**ENTRIES**.
•••

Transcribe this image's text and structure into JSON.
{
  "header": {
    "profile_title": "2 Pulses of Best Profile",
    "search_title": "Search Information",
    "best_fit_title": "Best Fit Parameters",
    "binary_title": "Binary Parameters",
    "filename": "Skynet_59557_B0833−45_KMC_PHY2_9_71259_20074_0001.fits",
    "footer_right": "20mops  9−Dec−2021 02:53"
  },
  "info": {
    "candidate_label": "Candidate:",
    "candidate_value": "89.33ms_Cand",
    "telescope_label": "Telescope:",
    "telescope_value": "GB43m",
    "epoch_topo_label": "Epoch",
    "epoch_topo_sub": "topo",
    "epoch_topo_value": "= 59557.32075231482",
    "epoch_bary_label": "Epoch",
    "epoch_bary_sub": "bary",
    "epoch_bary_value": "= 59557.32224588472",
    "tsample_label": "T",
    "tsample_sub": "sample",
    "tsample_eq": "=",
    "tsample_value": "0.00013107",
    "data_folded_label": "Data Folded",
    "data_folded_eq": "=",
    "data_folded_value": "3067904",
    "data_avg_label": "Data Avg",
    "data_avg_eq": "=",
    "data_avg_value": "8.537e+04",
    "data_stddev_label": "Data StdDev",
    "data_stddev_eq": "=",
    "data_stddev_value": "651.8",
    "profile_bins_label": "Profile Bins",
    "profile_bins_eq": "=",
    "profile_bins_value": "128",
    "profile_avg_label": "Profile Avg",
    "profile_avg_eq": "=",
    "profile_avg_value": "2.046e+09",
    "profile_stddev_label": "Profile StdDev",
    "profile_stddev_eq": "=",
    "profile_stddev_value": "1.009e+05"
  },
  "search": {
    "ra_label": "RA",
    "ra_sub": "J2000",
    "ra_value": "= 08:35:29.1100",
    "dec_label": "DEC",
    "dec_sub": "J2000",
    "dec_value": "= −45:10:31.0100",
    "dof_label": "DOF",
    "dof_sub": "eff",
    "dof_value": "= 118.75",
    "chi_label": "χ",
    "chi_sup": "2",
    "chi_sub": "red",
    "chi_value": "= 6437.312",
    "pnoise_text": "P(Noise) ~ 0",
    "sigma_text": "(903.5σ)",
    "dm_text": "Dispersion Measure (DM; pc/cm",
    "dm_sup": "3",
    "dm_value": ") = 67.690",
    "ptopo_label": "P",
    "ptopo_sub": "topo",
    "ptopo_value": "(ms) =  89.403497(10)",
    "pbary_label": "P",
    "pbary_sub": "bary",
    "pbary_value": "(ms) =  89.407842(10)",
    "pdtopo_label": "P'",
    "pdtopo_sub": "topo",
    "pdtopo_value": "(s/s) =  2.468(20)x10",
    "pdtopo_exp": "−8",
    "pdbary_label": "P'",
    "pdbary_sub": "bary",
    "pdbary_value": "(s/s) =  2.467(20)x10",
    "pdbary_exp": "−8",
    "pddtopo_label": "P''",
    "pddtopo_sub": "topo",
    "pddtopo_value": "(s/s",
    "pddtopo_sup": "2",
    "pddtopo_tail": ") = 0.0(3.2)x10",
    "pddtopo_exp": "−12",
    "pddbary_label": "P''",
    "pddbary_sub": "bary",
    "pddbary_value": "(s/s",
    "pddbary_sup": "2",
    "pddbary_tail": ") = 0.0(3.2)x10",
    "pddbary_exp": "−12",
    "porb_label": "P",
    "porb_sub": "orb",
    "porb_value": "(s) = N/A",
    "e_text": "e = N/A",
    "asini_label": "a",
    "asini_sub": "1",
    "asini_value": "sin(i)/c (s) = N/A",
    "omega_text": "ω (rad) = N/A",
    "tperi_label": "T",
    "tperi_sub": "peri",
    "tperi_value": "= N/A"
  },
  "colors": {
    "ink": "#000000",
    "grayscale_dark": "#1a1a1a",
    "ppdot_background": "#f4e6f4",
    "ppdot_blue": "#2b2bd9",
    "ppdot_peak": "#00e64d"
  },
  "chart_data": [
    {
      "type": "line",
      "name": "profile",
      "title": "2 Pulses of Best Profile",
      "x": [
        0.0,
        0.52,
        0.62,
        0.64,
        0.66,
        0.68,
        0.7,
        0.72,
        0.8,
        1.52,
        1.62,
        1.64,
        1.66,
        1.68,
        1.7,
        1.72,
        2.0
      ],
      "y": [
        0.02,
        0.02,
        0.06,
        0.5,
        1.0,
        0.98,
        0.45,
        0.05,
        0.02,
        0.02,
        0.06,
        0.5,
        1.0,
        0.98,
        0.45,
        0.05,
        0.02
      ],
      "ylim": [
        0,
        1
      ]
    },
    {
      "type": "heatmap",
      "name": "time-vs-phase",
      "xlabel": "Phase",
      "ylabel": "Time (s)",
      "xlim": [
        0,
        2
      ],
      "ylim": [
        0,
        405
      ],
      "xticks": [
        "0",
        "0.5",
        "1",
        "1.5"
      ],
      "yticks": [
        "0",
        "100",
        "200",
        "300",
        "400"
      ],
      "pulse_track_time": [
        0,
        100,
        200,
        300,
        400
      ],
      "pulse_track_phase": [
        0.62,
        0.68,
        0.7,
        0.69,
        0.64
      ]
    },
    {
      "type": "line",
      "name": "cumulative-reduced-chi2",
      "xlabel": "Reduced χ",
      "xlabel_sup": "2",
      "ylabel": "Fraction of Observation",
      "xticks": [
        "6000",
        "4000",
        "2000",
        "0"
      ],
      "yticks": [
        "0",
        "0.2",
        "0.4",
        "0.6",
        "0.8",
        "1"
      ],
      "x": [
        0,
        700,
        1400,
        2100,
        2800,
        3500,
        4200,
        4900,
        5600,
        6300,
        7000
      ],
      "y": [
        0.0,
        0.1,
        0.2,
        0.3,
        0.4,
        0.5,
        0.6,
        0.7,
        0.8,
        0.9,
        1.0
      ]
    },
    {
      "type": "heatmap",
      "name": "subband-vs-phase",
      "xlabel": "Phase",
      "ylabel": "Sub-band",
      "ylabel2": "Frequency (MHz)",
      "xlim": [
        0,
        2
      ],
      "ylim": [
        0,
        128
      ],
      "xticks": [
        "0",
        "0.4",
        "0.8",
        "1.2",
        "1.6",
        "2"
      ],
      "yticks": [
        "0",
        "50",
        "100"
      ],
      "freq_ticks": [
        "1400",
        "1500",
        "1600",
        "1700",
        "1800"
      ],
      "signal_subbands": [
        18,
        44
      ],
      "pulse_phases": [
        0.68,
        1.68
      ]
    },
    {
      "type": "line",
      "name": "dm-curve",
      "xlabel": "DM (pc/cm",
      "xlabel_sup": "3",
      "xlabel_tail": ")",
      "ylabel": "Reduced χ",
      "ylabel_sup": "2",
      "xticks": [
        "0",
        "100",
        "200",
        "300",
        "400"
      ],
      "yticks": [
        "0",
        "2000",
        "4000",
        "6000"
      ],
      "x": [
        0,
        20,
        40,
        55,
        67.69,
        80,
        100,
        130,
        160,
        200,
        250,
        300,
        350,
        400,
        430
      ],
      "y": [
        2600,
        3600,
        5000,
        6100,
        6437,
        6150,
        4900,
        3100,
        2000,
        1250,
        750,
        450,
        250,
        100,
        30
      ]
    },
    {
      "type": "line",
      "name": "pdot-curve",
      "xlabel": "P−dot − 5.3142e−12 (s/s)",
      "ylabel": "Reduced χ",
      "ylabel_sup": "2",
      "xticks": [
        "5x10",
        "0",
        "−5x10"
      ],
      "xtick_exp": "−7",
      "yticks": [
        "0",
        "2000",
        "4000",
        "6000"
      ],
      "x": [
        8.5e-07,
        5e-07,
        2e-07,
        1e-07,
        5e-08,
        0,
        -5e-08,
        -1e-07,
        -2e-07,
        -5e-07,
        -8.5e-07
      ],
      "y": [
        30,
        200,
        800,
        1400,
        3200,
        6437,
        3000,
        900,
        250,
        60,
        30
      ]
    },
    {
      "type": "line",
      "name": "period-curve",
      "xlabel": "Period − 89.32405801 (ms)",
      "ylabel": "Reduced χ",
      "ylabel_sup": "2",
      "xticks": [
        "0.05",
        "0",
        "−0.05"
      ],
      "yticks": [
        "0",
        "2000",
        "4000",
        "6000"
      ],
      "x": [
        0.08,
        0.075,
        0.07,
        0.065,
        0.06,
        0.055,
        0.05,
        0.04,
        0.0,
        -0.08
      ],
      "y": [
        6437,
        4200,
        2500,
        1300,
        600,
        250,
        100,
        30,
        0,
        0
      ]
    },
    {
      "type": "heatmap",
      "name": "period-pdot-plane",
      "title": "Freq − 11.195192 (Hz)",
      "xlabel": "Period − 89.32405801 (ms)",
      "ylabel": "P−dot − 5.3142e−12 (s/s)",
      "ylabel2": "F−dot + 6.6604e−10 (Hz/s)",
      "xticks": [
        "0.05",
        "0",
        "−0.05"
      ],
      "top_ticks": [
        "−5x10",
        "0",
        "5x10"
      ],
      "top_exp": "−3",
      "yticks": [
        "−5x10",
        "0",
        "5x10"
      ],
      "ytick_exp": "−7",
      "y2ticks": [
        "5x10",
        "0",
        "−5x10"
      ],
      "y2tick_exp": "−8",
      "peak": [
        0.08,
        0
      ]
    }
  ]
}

•••

**TO DO**. Copy every line of the material in which the word "curve" occurs.

**FULL OUTPUT**.
      "name": "dm-curve",
      "name": "pdot-curve",
      "name": "period-curve",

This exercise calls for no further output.